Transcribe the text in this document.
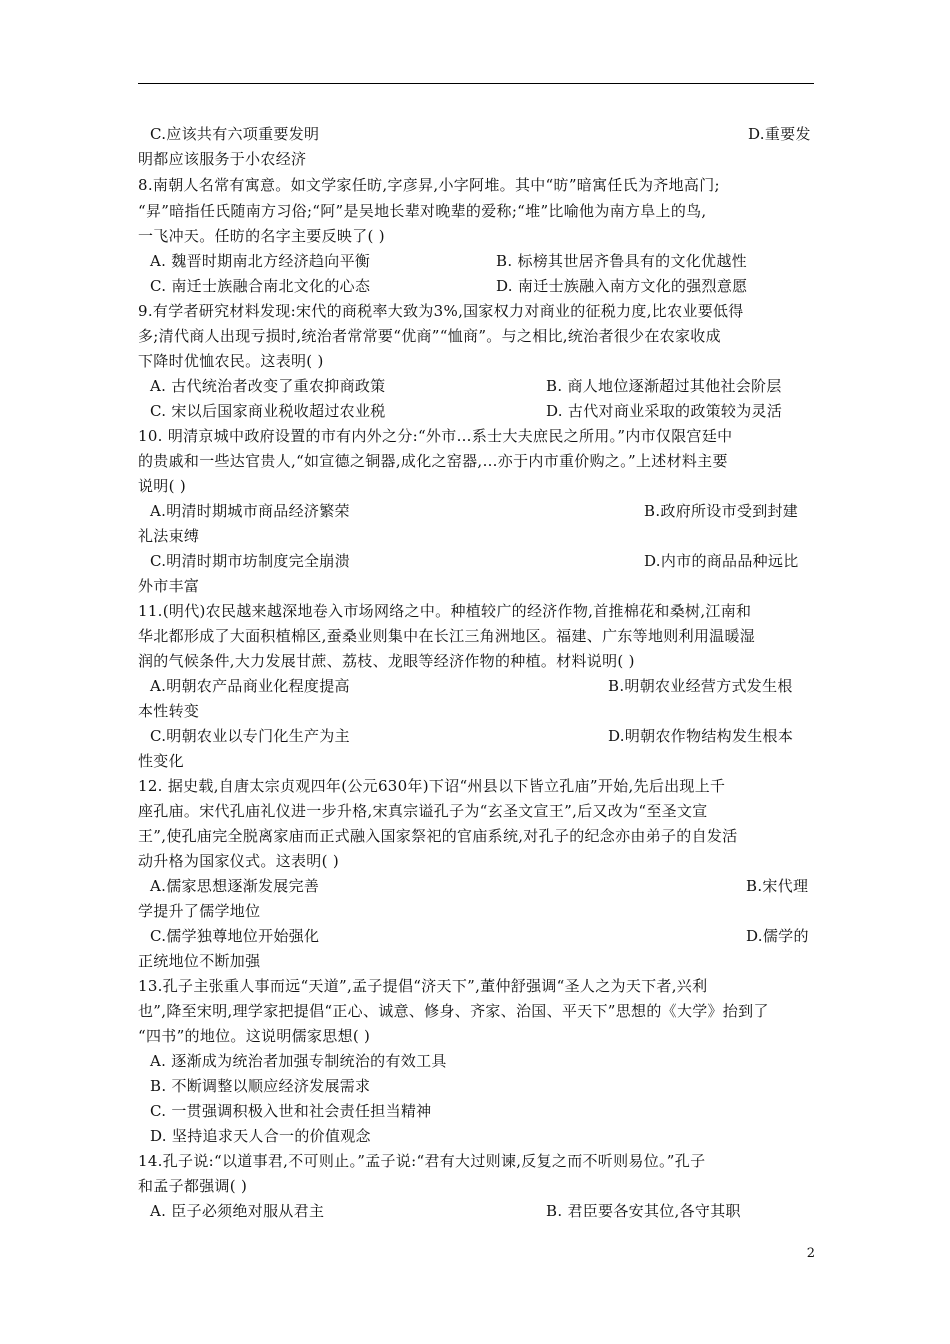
C.应该共有六项重要发明	D.重要发
明都应该服务于小农经济
8.南朝人名常有寓意。如文学家任昉,字彦昇,小字阿堆。其中“昉”暗寓任氏为齐地高门;
“昇”暗指任氏随南方习俗;“阿”是吴地长辈对晚辈的爱称;“堆”比喻他为南方阜上的鸟,
一飞冲天。任昉的名字主要反映了( )
A. 魏晋时期南北方经济趋向平衡	B. 标榜其世居齐鲁具有的文化优越性
C. 南迁士族融合南北文化的心态	D. 南迁士族融入南方文化的强烈意愿
9.有学者研究材料发现:宋代的商税率大致为3%,国家权力对商业的征税力度,比农业要低得
多;清代商人出现亏损时,统治者常常要“优商”“恤商”。与之相比,统治者很少在农家收成
下降时优恤农民。这表明( )
A. 古代统治者改变了重农抑商政策	B. 商人地位逐渐超过其他社会阶层
C. 宋以后国家商业税收超过农业税	D. 古代对商业采取的政策较为灵活
10. 明清京城中政府设置的市有内外之分:“外市…系士大夫庶民之所用。”内市仅限宫廷中
的贵戚和一些达官贵人,“如宣德之铜器,成化之窑器,…亦于内市重价购之。”上述材料主要
说明( )
A.明清时期城市商品经济繁荣	B.政府所设市受到封建
礼法束缚
C.明清时期市坊制度完全崩溃	D.内市的商品品种远比
外市丰富
11.(明代)农民越来越深地卷入市场网络之中。种植较广的经济作物,首推棉花和桑树,江南和
华北都形成了大面积植棉区,蚕桑业则集中在长江三角洲地区。福建、广东等地则利用温暖湿
润的气候条件,大力发展甘蔗、荔枝、龙眼等经济作物的种植。材料说明( )
A.明朝农产品商业化程度提高	B.明朝农业经营方式发生根
本性转变
C.明朝农业以专门化生产为主	D.明朝农作物结构发生根本
性变化
12. 据史载,自唐太宗贞观四年(公元630年)下诏“州县以下皆立孔庙”开始,先后出现上千
座孔庙。宋代孔庙礼仪进一步升格,宋真宗谥孔子为“玄圣文宣王”,后又改为“至圣文宣
王”,使孔庙完全脱离家庙而正式融入国家祭祀的官庙系统,对孔子的纪念亦由弟子的自发活
动升格为国家仪式。这表明( )
A.儒家思想逐渐发展完善	B.宋代理
学提升了儒学地位
C.儒学独尊地位开始强化	D.儒学的
正统地位不断加强
13.孔子主张重人事而远“天道”,孟子提倡“济天下”,董仲舒强调“圣人之为天下者,兴利
也”,降至宋明,理学家把提倡“正心、诚意、修身、齐家、治国、平天下”思想的《大学》抬到了
“四书”的地位。这说明儒家思想( )
A. 逐渐成为统治者加强专制统治的有效工具
B. 不断调整以顺应经济发展需求
C. 一贯强调积极入世和社会责任担当精神
D. 坚持追求天人合一的价值观念
14.孔子说:“以道事君,不可则止。”孟子说:“君有大过则谏,反复之而不听则易位。”孔子
和孟子都强调( )
A. 臣子必须绝对服从君主	B. 君臣要各安其位,各守其职
2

▶ _SET TASK_
Working from the material above, transcribe it exactly while omitting pictures.

▶ _THE ANSWER_
Transcribe the text in this document.
C.应该共有六项重要发明	D.重要发
明都应该服务于小农经济
8.南朝人名常有寓意。如文学家任昉,字彦昇,小字阿堆。其中“昉”暗寓任氏为齐地高门;
“昇”暗指任氏随南方习俗;“阿”是吴地长辈对晚辈的爱称;“堆”比喻他为南方阜上的鸟,
一飞冲天。任昉的名字主要反映了( )
A. 魏晋时期南北方经济趋向平衡	B. 标榜其世居齐鲁具有的文化优越性
C. 南迁士族融合南北文化的心态	D. 南迁士族融入南方文化的强烈意愿
9.有学者研究材料发现:宋代的商税率大致为3%,国家权力对商业的征税力度,比农业要低得
多;清代商人出现亏损时,统治者常常要“优商”“恤商”。与之相比,统治者很少在农家收成
下降时优恤农民。这表明( )
A. 古代统治者改变了重农抑商政策	B. 商人地位逐渐超过其他社会阶层
C. 宋以后国家商业税收超过农业税	D. 古代对商业采取的政策较为灵活
10. 明清京城中政府设置的市有内外之分:“外市…系士大夫庶民之所用。”内市仅限宫廷中
的贵戚和一些达官贵人,“如宣德之铜器,成化之窑器,…亦于内市重价购之。”上述材料主要
说明( )
A.明清时期城市商品经济繁荣	B.政府所设市受到封建
礼法束缚
C.明清时期市坊制度完全崩溃	D.内市的商品品种远比
外市丰富
11.(明代)农民越来越深地卷入市场网络之中。种植较广的经济作物,首推棉花和桑树,江南和
华北都形成了大面积植棉区,蚕桑业则集中在长江三角洲地区。福建、广东等地则利用温暖湿
润的气候条件,大力发展甘蔗、荔枝、龙眼等经济作物的种植。材料说明( )
A.明朝农产品商业化程度提高	B.明朝农业经营方式发生根
本性转变
C.明朝农业以专门化生产为主	D.明朝农作物结构发生根本
性变化
12. 据史载,自唐太宗贞观四年(公元630年)下诏“州县以下皆立孔庙”开始,先后出现上千
座孔庙。宋代孔庙礼仪进一步升格,宋真宗谥孔子为“玄圣文宣王”,后又改为“至圣文宣
王”,使孔庙完全脱离家庙而正式融入国家祭祀的官庙系统,对孔子的纪念亦由弟子的自发活
动升格为国家仪式。这表明( )
A.儒家思想逐渐发展完善	B.宋代理
学提升了儒学地位
C.儒学独尊地位开始强化	D.儒学的
正统地位不断加强
13.孔子主张重人事而远“天道”,孟子提倡“济天下”,董仲舒强调“圣人之为天下者,兴利
也”,降至宋明,理学家把提倡“正心、诚意、修身、齐家、治国、平天下”思想的《大学》抬到了
“四书”的地位。这说明儒家思想( )
A. 逐渐成为统治者加强专制统治的有效工具
B. 不断调整以顺应经济发展需求
C. 一贯强调积极入世和社会责任担当精神
D. 坚持追求天人合一的价值观念
14.孔子说:“以道事君,不可则止。”孟子说:“君有大过则谏,反复之而不听则易位。”孔子
和孟子都强调( )
A. 臣子必须绝对服从君主	B. 君臣要各安其位,各守其职
2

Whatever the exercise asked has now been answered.